* Cosa produrre
Prosegui l'articolo su Bernanke e la Fed riportato qui sotto, ripartendo subito dopo la citazione con cui termina.

Crisi/ Bernanke rilancia allarme occupazione e difende la Fed

Pubblicato il 27 Luglio 2009 15:50 | Ultimo aggiornamento: 27 Luglio 2009 17:15

Il presidente della Fed, Ben Bernanke, rilancia l’allarme occupazione, ripetendo, in un convegno a Kansas City ieri sera, 26 luglio, che la disoccupazione negli Usa continuerà a salire anche quando il paese inizierà a uscire dalla recessione.

Bernanke ha poi difeso a spada tratta l’aggressiva politica di espansione monetaria fin qui intrapresa dalla banca centrale, sostenendo che in questa crisi senza precedenti è inevitabile ricorrere anche a misure non ortodosse. «Non volevo essere ricordato – dice Bernanke – come il presidente della Fed che ha gestito una seconda Grande Depressione. Quando si è in una situazione come questa – aggiunge – una tempesta perfetta, a volte devi prendere misure che sono non ortodosse, che sono fuori regola».

* Dati estratti
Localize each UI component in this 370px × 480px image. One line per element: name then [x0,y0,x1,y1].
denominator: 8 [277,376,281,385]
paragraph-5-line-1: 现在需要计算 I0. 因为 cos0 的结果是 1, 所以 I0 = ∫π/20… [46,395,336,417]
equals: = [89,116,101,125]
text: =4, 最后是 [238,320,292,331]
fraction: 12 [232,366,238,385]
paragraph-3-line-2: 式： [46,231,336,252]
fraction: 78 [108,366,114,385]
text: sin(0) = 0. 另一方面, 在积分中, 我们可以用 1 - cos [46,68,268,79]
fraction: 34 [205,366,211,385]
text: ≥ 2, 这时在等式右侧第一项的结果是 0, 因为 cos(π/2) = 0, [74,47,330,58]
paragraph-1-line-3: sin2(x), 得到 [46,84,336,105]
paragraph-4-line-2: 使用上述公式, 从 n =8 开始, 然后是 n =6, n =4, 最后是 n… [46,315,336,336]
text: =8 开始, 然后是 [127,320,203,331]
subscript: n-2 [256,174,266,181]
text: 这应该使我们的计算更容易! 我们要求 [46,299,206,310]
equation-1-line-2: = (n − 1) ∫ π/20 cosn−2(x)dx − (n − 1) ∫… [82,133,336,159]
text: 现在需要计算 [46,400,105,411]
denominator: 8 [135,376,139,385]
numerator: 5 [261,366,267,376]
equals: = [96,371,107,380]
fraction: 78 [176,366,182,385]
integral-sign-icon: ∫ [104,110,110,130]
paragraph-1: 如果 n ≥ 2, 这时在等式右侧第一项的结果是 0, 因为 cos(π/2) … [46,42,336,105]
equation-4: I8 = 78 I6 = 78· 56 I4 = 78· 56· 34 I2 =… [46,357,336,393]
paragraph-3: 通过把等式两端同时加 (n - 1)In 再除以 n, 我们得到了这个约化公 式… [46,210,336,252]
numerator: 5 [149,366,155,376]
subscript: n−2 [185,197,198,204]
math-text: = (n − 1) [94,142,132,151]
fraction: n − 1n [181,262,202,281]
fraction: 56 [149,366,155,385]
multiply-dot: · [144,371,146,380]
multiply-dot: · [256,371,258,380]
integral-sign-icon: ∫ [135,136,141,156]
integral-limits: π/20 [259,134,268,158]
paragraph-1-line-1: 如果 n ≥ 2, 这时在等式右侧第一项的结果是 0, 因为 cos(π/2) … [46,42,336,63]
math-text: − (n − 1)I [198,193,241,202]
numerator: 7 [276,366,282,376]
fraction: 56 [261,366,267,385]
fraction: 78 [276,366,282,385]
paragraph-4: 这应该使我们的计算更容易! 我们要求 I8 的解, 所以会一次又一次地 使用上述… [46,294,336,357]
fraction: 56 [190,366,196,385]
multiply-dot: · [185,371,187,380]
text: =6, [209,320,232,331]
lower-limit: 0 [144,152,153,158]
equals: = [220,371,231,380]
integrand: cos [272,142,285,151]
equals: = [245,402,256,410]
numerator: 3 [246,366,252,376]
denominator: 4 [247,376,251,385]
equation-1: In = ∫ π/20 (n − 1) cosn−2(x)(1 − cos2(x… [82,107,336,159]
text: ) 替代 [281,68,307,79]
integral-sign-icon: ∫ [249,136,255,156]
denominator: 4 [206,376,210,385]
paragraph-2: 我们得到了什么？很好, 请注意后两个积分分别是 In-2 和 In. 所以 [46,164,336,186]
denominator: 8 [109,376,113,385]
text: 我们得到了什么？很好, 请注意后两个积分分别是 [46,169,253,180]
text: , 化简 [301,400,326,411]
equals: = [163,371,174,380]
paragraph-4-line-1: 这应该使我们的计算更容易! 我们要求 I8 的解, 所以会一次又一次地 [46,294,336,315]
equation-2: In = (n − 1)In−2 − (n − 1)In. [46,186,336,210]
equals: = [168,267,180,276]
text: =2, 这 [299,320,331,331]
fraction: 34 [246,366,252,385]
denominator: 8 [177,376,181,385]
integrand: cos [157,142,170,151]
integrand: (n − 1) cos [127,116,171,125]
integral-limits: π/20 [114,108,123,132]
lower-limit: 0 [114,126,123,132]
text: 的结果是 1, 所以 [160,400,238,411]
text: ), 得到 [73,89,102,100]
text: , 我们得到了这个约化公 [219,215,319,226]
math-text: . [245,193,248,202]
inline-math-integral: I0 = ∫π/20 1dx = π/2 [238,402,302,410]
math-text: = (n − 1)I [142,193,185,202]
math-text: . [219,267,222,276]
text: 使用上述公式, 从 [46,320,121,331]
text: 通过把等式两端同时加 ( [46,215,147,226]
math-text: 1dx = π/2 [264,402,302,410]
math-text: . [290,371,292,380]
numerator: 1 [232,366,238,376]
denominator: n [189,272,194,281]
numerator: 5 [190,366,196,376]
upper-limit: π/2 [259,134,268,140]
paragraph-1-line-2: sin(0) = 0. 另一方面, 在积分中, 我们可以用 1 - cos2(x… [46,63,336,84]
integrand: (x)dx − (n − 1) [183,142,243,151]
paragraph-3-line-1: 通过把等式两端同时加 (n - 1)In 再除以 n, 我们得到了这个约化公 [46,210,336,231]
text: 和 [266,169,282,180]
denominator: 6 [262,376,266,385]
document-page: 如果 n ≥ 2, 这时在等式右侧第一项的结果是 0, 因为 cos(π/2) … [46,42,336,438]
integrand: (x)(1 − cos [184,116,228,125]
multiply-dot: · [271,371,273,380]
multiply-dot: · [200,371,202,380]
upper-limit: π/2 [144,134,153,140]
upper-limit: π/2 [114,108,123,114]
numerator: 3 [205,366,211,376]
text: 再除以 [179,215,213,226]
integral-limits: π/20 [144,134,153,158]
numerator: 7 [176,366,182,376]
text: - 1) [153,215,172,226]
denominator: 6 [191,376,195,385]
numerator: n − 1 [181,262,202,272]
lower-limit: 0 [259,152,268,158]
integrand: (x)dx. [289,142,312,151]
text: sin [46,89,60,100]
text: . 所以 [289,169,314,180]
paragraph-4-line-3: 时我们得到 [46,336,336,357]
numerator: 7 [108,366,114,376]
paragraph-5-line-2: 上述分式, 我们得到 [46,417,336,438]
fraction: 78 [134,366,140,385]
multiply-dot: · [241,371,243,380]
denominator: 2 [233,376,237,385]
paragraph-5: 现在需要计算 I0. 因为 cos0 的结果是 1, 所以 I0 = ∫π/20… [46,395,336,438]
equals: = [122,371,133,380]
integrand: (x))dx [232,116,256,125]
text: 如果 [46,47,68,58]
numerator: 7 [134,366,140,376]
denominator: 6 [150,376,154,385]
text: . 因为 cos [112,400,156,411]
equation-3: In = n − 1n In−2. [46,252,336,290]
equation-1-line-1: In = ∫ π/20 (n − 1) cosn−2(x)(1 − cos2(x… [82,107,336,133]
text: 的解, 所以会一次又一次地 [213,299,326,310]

* Risultato dell'esercizio
«La Fed – ha detto ancora – ha premuto sul pedale dell’acceleratore» per far fronte alla recessione. «Stiamo facendo tutto il possibile per aiutare l’economia» ha assicurato Bernenke, aggiungendo che l’inflazione nei prossimi due anni resterà bassa. Sul dollaro ha detto: «Il modo migliore per avere un dollaro forte è avere un’economia forte».